* **Goal of the exercise**: Copy the rows below verbatim, starting at the line that contains "data-point <box>330 168 337 175</box>" and ending at the line that contains "legend-label: closed blr", with both of those lines included.

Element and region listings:
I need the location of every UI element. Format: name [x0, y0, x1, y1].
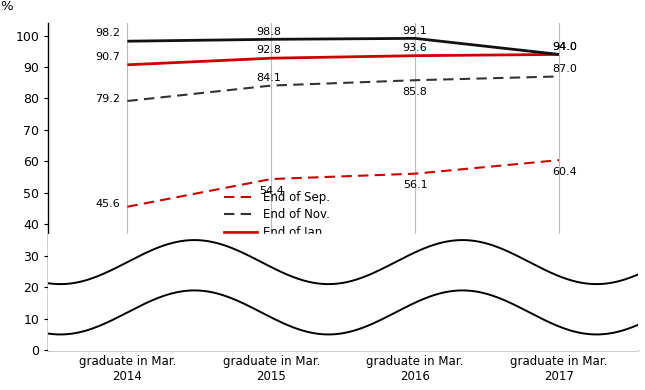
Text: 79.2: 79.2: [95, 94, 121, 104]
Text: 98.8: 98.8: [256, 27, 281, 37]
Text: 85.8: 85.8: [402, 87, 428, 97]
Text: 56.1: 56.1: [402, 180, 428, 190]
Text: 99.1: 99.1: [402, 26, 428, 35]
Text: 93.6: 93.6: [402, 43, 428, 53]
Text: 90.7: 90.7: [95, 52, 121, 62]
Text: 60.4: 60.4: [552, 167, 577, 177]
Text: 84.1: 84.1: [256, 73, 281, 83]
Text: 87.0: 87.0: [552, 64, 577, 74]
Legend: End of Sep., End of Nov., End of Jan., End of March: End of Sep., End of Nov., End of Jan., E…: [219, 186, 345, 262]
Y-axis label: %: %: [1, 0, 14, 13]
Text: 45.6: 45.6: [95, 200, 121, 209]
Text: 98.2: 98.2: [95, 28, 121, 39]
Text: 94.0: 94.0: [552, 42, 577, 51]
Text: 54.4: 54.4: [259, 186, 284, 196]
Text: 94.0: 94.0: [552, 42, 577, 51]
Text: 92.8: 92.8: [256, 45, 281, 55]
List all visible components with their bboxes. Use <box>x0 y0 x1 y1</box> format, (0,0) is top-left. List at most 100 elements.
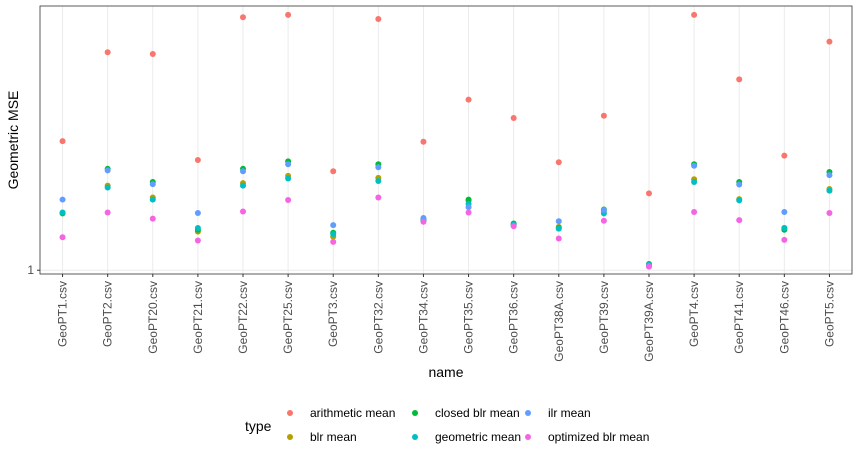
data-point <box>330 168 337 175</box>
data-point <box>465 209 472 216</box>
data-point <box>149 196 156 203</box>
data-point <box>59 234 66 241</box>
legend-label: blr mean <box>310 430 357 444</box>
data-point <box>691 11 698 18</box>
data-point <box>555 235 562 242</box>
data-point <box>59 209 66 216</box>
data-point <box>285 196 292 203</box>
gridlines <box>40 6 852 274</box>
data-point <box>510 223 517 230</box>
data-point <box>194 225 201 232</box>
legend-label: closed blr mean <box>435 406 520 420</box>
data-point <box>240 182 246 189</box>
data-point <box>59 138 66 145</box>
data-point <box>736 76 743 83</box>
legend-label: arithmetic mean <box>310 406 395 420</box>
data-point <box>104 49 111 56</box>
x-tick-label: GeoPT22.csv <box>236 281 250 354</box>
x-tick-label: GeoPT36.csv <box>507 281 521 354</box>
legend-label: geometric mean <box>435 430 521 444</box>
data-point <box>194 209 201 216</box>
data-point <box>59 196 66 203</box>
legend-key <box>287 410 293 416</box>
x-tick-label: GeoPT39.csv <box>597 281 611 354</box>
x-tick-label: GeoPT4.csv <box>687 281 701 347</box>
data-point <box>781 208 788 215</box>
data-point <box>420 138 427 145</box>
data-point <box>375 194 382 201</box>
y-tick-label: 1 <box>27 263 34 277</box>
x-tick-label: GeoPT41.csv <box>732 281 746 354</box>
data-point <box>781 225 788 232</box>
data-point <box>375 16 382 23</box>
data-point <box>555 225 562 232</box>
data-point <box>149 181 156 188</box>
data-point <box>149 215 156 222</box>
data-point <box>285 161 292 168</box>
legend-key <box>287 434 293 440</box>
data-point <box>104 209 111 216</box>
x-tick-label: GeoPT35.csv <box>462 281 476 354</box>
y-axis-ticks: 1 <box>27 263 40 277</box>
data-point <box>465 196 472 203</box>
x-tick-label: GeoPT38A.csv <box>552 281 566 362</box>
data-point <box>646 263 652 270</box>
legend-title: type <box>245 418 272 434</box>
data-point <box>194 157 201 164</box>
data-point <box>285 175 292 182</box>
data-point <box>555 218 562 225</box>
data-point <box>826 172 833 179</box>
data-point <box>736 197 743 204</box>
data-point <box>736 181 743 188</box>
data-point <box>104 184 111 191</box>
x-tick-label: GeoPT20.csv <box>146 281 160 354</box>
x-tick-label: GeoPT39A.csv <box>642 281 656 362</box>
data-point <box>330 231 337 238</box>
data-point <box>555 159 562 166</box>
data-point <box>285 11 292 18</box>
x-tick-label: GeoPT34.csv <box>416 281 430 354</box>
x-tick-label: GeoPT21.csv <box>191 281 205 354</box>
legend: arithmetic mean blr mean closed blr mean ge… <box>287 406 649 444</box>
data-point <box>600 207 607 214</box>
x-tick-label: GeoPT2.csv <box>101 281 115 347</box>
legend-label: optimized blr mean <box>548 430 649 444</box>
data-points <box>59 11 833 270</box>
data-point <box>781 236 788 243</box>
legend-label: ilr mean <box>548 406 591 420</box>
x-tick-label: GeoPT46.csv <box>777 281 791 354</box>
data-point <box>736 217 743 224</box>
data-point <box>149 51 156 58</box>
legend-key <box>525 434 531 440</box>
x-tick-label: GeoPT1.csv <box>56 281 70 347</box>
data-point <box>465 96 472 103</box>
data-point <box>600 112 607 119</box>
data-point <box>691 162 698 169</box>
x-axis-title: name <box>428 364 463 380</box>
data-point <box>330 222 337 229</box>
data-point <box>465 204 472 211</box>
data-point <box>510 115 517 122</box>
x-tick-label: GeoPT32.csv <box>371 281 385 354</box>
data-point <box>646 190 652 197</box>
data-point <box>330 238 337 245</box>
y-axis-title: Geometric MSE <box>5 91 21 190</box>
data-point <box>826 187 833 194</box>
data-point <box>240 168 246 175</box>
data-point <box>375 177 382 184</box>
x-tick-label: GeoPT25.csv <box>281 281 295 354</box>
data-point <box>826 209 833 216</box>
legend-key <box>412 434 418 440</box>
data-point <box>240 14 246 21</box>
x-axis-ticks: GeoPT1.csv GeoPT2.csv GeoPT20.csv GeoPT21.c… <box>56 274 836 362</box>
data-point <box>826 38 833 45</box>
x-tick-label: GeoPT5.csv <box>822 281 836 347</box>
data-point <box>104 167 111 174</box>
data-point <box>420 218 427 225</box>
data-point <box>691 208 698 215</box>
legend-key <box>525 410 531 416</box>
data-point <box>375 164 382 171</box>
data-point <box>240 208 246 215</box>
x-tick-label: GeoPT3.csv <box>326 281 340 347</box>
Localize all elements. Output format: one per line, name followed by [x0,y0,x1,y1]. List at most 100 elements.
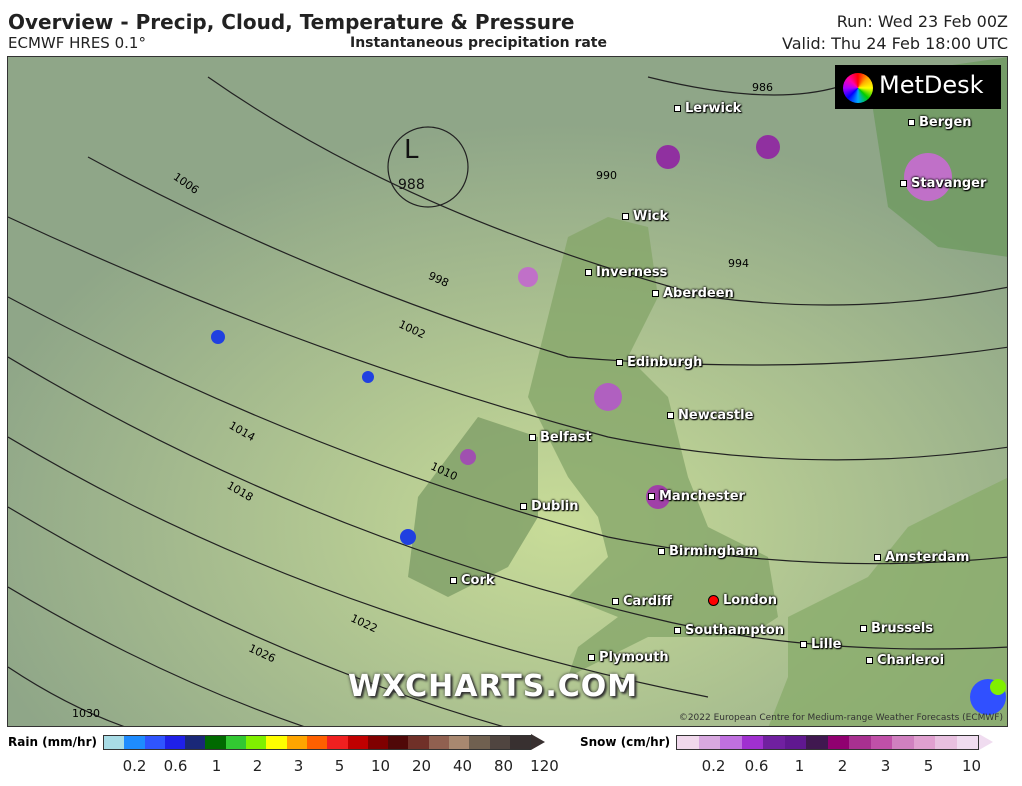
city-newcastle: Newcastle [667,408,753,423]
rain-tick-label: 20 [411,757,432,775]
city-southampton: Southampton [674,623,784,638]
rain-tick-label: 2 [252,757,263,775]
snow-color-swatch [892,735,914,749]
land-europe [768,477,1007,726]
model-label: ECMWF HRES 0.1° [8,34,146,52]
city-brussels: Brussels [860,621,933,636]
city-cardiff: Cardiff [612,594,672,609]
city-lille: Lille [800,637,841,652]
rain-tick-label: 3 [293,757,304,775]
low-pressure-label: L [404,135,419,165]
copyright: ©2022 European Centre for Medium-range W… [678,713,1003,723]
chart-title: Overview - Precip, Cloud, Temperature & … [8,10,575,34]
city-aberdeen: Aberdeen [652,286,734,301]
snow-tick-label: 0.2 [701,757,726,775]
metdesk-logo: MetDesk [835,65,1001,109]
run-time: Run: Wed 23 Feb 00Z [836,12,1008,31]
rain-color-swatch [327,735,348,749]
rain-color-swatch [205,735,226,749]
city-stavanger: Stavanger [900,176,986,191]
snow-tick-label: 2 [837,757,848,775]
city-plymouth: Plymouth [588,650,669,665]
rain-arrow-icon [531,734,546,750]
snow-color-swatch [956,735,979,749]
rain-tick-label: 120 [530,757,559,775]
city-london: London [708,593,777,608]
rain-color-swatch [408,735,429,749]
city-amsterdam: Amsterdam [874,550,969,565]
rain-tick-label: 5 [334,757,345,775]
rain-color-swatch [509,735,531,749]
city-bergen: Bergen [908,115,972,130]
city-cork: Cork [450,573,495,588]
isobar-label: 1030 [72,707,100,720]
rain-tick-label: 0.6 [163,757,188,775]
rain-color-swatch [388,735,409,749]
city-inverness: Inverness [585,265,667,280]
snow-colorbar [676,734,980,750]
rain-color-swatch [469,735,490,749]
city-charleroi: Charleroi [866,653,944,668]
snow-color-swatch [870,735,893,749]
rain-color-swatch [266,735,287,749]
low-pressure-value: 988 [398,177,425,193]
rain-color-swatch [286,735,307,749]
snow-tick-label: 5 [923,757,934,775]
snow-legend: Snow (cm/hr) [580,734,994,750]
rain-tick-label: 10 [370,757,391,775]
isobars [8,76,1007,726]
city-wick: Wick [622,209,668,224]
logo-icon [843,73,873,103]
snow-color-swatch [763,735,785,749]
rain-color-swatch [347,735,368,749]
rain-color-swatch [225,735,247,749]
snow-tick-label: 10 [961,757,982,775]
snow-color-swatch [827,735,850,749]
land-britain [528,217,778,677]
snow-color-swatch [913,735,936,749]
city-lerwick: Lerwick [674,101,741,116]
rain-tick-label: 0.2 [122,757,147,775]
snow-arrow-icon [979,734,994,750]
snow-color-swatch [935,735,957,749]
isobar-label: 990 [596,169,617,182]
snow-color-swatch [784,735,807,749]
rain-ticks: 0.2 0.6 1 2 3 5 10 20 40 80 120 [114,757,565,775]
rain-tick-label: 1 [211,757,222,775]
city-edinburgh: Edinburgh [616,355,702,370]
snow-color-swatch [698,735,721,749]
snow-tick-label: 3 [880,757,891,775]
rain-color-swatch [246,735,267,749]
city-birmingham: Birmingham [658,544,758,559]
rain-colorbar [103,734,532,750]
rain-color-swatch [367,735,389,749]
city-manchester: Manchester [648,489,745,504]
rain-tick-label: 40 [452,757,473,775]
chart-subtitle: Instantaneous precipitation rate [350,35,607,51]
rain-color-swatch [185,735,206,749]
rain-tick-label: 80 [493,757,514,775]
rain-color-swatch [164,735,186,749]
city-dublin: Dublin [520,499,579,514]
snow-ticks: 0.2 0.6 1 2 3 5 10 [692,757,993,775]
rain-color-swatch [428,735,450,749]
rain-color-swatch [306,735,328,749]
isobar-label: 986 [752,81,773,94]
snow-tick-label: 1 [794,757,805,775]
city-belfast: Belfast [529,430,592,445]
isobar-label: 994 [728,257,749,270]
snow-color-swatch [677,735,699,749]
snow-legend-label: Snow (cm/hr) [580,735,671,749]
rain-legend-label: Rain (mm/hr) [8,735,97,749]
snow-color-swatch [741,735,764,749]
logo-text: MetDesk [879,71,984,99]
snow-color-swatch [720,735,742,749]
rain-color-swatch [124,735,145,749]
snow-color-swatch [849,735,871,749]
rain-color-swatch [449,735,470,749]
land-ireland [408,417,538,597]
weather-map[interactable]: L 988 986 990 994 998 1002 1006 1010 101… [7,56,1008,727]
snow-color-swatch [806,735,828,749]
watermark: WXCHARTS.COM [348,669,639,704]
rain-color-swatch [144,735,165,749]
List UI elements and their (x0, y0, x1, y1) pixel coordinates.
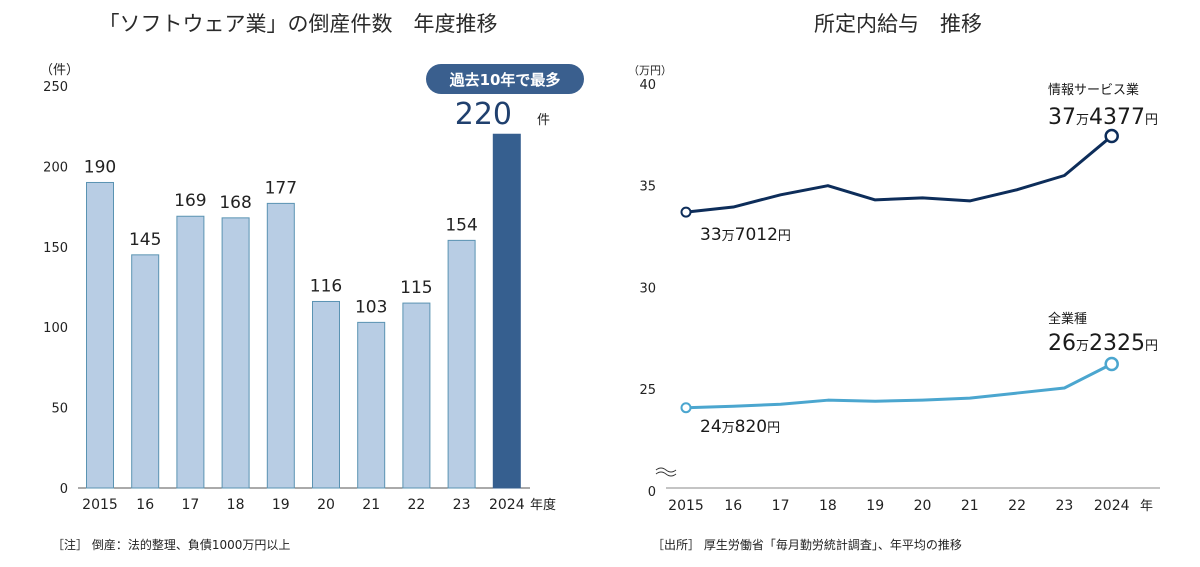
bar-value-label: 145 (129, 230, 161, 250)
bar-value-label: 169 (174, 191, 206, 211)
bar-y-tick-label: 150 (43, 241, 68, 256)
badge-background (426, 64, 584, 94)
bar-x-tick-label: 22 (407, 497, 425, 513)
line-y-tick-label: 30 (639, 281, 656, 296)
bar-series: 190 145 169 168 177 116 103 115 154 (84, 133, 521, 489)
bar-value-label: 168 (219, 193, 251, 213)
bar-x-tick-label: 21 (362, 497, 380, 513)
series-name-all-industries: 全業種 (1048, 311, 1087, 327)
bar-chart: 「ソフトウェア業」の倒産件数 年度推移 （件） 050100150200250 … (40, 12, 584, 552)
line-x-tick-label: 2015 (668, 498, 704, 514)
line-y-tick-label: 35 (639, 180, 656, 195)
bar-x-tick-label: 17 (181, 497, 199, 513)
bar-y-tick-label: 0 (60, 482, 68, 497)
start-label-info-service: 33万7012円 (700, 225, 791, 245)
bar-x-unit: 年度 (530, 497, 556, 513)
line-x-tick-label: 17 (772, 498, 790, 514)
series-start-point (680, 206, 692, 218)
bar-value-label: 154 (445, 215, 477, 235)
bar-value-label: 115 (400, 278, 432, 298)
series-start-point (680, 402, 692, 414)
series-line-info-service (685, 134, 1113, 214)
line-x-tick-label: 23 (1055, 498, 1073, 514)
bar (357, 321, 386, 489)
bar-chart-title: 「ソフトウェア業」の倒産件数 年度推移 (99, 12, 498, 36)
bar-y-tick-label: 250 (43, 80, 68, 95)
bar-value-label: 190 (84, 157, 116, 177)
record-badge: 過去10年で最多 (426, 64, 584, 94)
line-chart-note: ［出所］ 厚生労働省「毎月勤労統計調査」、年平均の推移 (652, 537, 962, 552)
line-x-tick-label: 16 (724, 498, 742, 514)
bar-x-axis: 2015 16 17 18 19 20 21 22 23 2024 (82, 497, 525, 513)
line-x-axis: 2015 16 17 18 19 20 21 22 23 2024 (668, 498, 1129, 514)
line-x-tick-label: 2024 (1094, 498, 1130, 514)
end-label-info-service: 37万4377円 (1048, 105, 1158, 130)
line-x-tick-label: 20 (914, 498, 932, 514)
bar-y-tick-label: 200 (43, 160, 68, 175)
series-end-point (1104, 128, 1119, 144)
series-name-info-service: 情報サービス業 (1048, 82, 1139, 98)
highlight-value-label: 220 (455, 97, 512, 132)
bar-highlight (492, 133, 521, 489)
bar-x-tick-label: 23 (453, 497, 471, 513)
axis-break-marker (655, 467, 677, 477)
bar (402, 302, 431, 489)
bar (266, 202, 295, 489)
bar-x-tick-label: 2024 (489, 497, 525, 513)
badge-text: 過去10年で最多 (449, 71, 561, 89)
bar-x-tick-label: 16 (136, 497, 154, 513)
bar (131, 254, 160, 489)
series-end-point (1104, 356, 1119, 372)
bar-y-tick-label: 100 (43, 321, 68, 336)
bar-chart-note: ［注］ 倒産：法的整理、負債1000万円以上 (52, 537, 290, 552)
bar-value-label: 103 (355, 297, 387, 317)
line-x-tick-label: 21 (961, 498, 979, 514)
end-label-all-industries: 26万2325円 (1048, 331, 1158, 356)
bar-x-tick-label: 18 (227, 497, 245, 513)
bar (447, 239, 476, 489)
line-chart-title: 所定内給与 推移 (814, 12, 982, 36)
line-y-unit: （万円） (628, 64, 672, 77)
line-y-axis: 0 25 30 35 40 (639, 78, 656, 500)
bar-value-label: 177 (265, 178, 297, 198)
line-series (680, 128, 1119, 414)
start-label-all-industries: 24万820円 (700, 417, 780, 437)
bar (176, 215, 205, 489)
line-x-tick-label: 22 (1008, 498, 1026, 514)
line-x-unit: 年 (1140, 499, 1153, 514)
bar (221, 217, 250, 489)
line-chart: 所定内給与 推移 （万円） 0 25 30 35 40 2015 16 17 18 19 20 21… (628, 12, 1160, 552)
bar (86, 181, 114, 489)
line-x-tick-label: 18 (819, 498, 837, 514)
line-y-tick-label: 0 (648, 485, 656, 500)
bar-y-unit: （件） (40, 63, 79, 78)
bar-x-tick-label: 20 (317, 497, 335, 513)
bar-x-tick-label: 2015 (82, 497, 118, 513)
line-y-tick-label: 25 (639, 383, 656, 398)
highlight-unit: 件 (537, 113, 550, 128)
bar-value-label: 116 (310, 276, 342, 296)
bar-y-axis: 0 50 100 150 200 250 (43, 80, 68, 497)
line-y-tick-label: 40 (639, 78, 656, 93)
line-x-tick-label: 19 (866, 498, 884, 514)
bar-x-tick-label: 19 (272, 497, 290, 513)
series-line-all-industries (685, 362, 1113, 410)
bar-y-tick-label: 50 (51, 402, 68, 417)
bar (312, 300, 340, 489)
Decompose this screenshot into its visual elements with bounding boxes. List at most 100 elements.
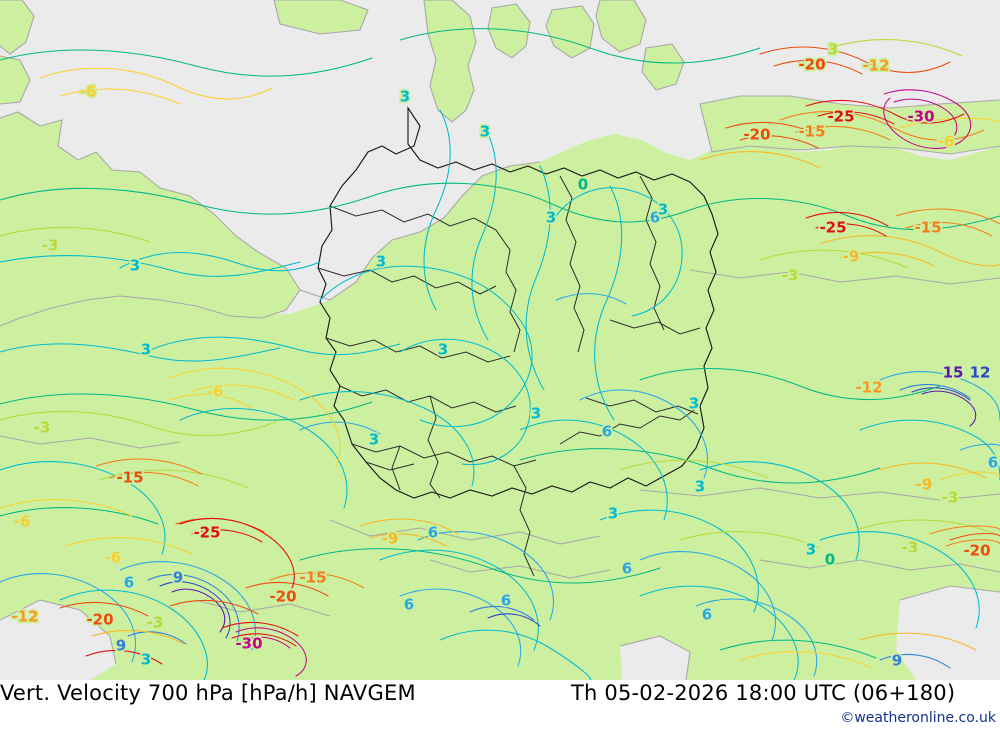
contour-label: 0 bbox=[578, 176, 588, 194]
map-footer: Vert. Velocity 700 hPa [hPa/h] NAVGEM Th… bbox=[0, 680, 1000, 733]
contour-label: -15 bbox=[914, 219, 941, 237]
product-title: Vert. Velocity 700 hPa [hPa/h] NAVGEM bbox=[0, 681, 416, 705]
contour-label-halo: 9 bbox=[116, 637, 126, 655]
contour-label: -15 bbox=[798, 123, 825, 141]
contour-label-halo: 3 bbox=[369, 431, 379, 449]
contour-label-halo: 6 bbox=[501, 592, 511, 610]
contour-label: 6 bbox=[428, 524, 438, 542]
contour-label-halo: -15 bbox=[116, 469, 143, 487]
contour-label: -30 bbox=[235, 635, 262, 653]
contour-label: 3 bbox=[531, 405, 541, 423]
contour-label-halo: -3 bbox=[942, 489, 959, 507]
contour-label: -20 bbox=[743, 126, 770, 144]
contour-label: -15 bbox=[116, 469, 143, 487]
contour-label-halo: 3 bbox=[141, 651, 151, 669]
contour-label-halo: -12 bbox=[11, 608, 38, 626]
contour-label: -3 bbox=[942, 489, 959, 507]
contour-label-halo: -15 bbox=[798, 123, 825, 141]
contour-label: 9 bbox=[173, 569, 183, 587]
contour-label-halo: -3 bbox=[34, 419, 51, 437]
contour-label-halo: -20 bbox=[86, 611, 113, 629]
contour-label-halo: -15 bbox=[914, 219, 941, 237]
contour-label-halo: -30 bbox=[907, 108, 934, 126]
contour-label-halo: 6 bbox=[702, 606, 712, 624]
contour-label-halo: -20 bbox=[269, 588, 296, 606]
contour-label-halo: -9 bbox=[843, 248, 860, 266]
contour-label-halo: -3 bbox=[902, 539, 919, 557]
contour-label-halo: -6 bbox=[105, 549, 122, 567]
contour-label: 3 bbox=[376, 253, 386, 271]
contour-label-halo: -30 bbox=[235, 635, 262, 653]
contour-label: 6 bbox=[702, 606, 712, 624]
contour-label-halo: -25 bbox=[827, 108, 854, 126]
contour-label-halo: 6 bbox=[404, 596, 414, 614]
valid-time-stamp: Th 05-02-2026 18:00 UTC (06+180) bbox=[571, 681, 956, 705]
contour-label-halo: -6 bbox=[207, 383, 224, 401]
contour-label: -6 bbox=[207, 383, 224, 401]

* **Finished task**:
data-point <box>330 168 337 175</box>
data-point <box>465 209 472 216</box>
data-point <box>149 196 156 203</box>
data-point <box>59 234 66 241</box>
legend-label: blr mean <box>310 430 357 444</box>
data-point <box>691 11 698 18</box>
data-point <box>555 235 562 242</box>
data-point <box>59 209 66 216</box>
data-point <box>285 196 292 203</box>
gridlines <box>40 6 852 274</box>
data-point <box>510 223 517 230</box>
data-point <box>194 225 201 232</box>
legend-label: closed blr mean <box>435 406 520 420</box>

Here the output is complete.